- GIVEN REQUEST: Copy out each line in the material below that has the word "Printing".

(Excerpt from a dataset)
▬▬▬▬▬▬▬▬▬▬

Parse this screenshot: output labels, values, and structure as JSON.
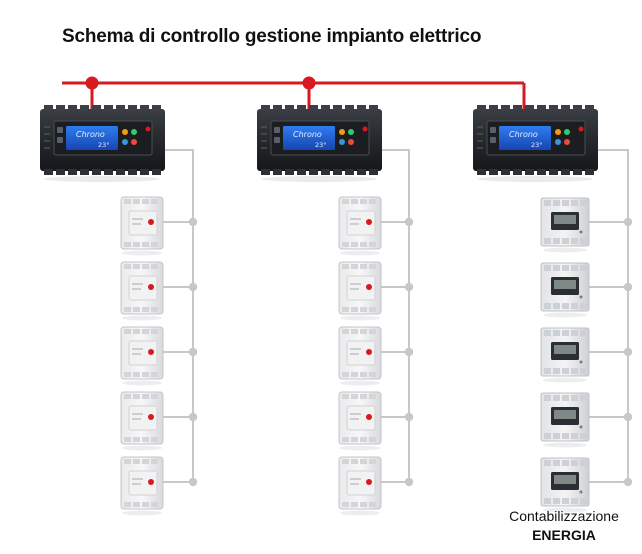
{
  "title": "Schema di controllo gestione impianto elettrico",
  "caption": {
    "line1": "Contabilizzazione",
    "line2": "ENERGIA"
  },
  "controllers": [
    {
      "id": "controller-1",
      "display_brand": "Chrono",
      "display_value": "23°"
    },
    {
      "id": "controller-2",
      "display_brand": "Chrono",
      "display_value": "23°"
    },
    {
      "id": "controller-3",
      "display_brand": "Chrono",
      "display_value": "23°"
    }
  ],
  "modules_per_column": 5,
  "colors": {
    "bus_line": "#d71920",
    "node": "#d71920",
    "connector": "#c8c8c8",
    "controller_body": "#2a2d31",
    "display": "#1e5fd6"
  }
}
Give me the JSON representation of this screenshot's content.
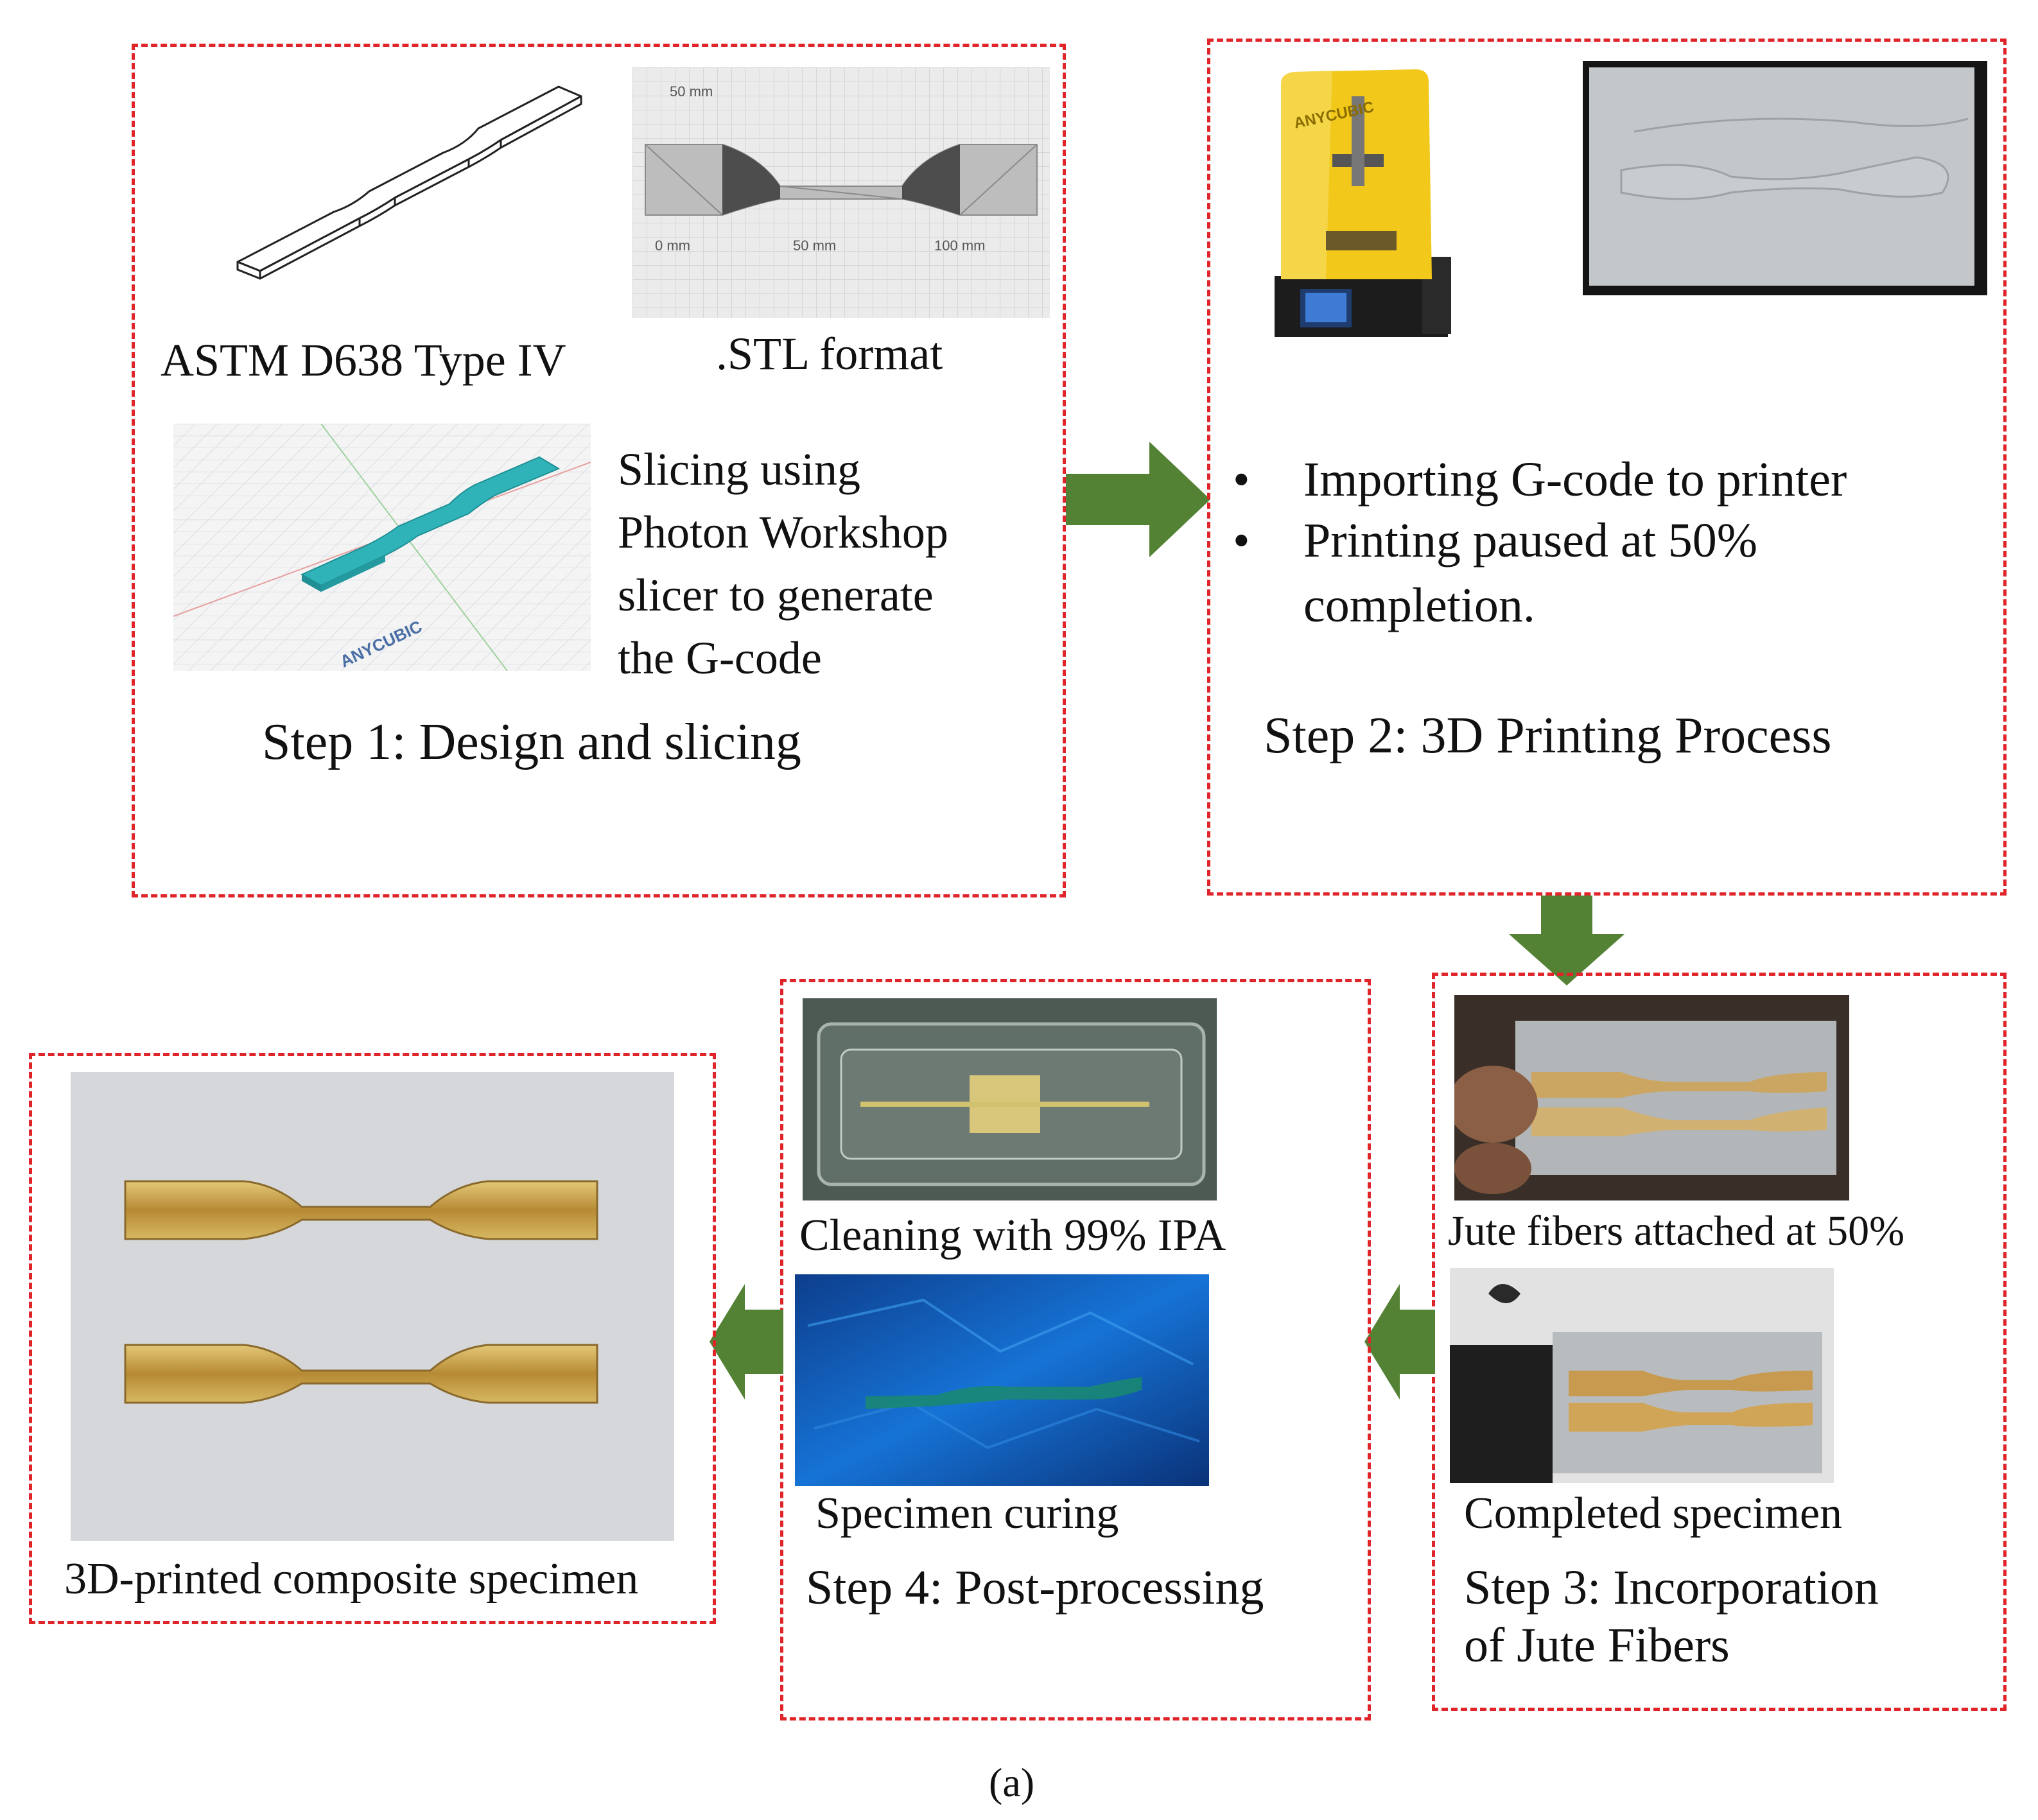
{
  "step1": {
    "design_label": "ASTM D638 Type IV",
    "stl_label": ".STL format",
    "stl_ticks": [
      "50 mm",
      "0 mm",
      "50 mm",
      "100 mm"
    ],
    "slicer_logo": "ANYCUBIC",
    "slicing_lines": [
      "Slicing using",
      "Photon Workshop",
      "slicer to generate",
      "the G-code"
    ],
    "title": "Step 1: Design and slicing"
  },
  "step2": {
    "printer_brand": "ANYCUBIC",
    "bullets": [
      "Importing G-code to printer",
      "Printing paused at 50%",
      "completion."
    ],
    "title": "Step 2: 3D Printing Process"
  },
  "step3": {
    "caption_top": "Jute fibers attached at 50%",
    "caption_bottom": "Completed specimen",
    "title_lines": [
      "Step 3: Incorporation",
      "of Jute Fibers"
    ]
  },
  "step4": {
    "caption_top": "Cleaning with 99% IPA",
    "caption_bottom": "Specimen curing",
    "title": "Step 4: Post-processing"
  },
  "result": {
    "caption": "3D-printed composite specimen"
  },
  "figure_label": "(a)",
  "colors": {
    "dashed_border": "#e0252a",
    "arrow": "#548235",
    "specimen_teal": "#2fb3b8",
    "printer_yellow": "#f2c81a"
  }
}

▬▬▬▬▬▬▬▬▬▬

- CORRECT RESPONSE:
      "Printing paused at 50%",
    "title": "Step 2: 3D Printing Process"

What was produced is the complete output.